--- START OF Records supplied ---

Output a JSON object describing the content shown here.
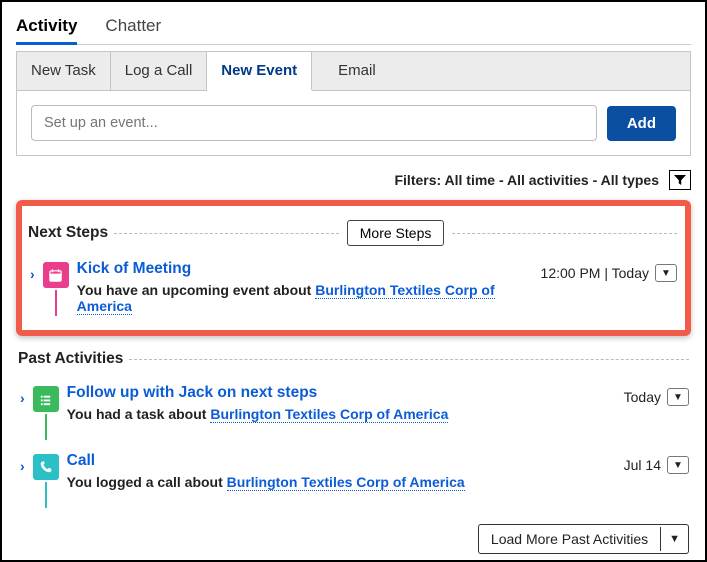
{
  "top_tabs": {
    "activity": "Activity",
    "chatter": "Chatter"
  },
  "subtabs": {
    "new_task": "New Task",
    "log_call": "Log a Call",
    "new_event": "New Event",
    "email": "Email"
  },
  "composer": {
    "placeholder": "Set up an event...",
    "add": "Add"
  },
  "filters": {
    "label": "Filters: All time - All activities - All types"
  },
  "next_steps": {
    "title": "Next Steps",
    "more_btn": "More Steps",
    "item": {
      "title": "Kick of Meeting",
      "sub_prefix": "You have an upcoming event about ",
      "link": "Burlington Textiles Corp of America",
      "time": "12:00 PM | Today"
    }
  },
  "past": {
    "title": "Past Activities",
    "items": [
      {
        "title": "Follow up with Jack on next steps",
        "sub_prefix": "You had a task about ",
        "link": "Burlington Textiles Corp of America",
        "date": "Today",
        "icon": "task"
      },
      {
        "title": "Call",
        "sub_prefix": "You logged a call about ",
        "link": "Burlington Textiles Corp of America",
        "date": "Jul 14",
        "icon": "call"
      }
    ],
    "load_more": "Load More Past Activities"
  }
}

--- END OF Records supplied ---

_Requirements_
Give the number of lines in the entries that include the string "title", and nothing more.

_Answer in full_
5